BRIEF → Without the images, write out all of the following entries exactly.
..............................
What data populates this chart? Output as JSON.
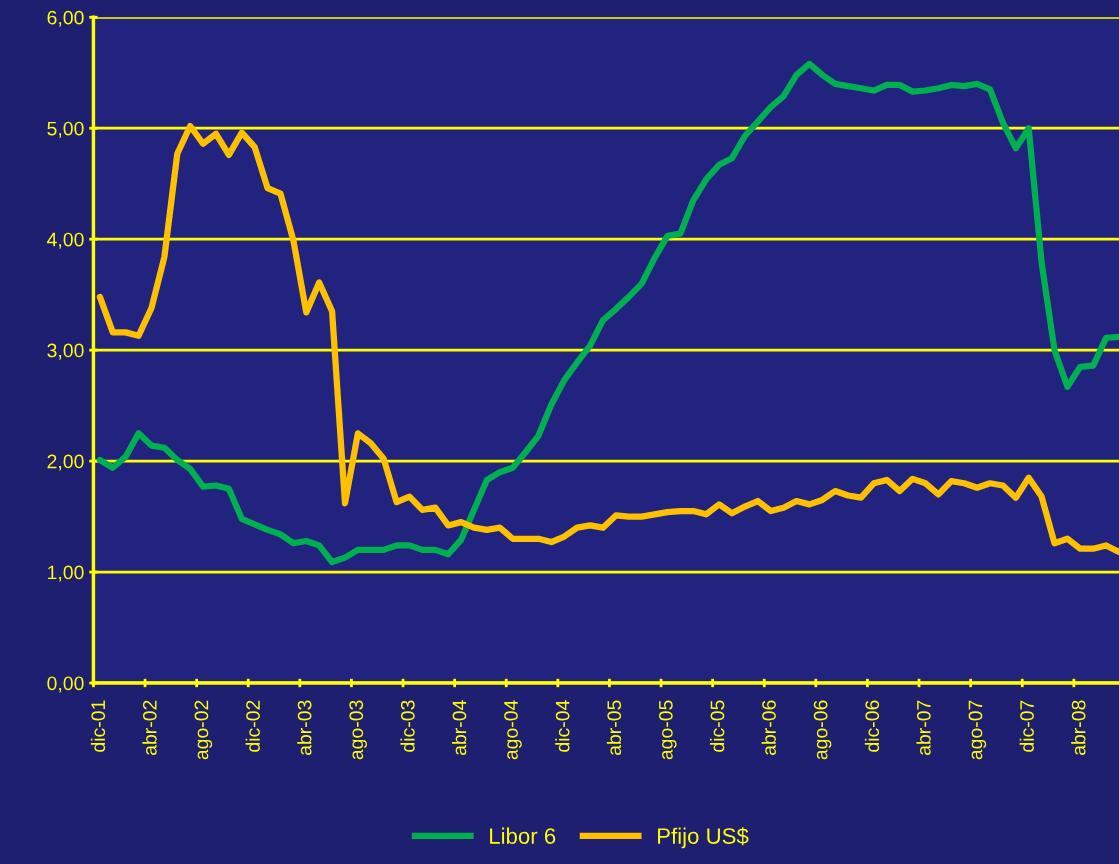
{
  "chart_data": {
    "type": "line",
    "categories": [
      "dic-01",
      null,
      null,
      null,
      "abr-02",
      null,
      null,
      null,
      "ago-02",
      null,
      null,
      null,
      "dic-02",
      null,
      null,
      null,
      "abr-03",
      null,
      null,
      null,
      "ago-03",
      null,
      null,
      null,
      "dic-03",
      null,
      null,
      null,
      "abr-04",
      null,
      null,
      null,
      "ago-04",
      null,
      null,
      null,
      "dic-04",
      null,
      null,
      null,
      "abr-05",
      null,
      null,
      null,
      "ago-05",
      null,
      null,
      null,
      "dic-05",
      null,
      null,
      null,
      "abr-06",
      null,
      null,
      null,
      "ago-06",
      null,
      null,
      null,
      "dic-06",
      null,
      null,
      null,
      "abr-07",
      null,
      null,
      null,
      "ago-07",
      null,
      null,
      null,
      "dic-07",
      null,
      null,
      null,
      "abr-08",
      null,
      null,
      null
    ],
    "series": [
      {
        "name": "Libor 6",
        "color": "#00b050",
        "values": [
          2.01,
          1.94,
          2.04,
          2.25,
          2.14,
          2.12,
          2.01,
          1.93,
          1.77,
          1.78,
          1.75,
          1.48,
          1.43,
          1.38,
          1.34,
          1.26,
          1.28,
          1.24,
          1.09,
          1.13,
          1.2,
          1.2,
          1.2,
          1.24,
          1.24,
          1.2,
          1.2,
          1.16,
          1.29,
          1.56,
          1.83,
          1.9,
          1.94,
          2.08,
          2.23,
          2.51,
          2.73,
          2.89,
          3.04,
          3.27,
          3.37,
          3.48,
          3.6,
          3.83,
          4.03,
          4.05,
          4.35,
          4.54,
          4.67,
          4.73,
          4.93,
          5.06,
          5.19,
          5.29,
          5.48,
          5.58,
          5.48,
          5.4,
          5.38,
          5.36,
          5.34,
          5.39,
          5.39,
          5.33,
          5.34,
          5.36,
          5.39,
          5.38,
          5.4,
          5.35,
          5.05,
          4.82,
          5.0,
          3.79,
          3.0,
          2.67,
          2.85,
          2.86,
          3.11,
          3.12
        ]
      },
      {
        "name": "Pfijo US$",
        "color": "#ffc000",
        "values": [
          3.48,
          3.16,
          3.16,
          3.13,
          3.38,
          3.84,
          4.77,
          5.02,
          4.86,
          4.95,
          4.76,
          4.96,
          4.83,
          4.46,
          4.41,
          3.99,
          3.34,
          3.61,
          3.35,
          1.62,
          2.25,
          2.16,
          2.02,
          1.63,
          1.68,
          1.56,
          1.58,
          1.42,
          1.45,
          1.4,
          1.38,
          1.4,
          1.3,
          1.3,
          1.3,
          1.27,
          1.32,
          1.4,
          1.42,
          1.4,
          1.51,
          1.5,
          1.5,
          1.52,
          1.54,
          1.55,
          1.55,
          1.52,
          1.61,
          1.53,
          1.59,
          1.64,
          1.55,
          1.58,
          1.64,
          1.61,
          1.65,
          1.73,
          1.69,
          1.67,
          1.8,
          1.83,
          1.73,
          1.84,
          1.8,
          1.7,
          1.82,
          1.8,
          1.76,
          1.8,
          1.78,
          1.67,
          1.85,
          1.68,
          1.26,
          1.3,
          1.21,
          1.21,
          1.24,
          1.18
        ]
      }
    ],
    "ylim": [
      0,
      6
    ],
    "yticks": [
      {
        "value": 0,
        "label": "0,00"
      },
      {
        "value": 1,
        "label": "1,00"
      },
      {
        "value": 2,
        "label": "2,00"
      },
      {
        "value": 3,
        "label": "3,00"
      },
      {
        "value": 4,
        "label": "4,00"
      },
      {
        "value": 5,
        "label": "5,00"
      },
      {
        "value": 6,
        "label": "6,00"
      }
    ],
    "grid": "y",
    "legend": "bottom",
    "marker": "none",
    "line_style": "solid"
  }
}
..............................
WRITTEN RESPONSE →
What data populates this chart? Output as JSON.
{
  "chart_data": {
    "type": "line",
    "categories": [
      "dic-01",
      null,
      null,
      null,
      "abr-02",
      null,
      null,
      null,
      "ago-02",
      null,
      null,
      null,
      "dic-02",
      null,
      null,
      null,
      "abr-03",
      null,
      null,
      null,
      "ago-03",
      null,
      null,
      null,
      "dic-03",
      null,
      null,
      null,
      "abr-04",
      null,
      null,
      null,
      "ago-04",
      null,
      null,
      null,
      "dic-04",
      null,
      null,
      null,
      "abr-05",
      null,
      null,
      null,
      "ago-05",
      null,
      null,
      null,
      "dic-05",
      null,
      null,
      null,
      "abr-06",
      null,
      null,
      null,
      "ago-06",
      null,
      null,
      null,
      "dic-06",
      null,
      null,
      null,
      "abr-07",
      null,
      null,
      null,
      "ago-07",
      null,
      null,
      null,
      "dic-07",
      null,
      null,
      null,
      "abr-08",
      null,
      null,
      null
    ],
    "series": [
      {
        "name": "Libor 6",
        "color": "#00b050",
        "values": [
          2.01,
          1.94,
          2.04,
          2.25,
          2.14,
          2.12,
          2.01,
          1.93,
          1.77,
          1.78,
          1.75,
          1.48,
          1.43,
          1.38,
          1.34,
          1.26,
          1.28,
          1.24,
          1.09,
          1.13,
          1.2,
          1.2,
          1.2,
          1.24,
          1.24,
          1.2,
          1.2,
          1.16,
          1.29,
          1.56,
          1.83,
          1.9,
          1.94,
          2.08,
          2.23,
          2.51,
          2.73,
          2.89,
          3.04,
          3.27,
          3.37,
          3.48,
          3.6,
          3.83,
          4.03,
          4.05,
          4.35,
          4.54,
          4.67,
          4.73,
          4.93,
          5.06,
          5.19,
          5.29,
          5.48,
          5.58,
          5.48,
          5.4,
          5.38,
          5.36,
          5.34,
          5.39,
          5.39,
          5.33,
          5.34,
          5.36,
          5.39,
          5.38,
          5.4,
          5.35,
          5.05,
          4.82,
          5.0,
          3.79,
          3.0,
          2.67,
          2.85,
          2.86,
          3.11,
          3.12
        ]
      },
      {
        "name": "Pfijo US$",
        "color": "#ffc000",
        "values": [
          3.48,
          3.16,
          3.16,
          3.13,
          3.38,
          3.84,
          4.77,
          5.02,
          4.86,
          4.95,
          4.76,
          4.96,
          4.83,
          4.46,
          4.41,
          3.99,
          3.34,
          3.61,
          3.35,
          1.62,
          2.25,
          2.16,
          2.02,
          1.63,
          1.68,
          1.56,
          1.58,
          1.42,
          1.45,
          1.4,
          1.38,
          1.4,
          1.3,
          1.3,
          1.3,
          1.27,
          1.32,
          1.4,
          1.42,
          1.4,
          1.51,
          1.5,
          1.5,
          1.52,
          1.54,
          1.55,
          1.55,
          1.52,
          1.61,
          1.53,
          1.59,
          1.64,
          1.55,
          1.58,
          1.64,
          1.61,
          1.65,
          1.73,
          1.69,
          1.67,
          1.8,
          1.83,
          1.73,
          1.84,
          1.8,
          1.7,
          1.82,
          1.8,
          1.76,
          1.8,
          1.78,
          1.67,
          1.85,
          1.68,
          1.26,
          1.3,
          1.21,
          1.21,
          1.24,
          1.18
        ]
      }
    ],
    "ylim": [
      0,
      6
    ],
    "yticks": [
      {
        "value": 0,
        "label": "0,00"
      },
      {
        "value": 1,
        "label": "1,00"
      },
      {
        "value": 2,
        "label": "2,00"
      },
      {
        "value": 3,
        "label": "3,00"
      },
      {
        "value": 4,
        "label": "4,00"
      },
      {
        "value": 5,
        "label": "5,00"
      },
      {
        "value": 6,
        "label": "6,00"
      }
    ],
    "grid": "y",
    "legend": "bottom",
    "marker": "none",
    "line_style": "solid"
  }
}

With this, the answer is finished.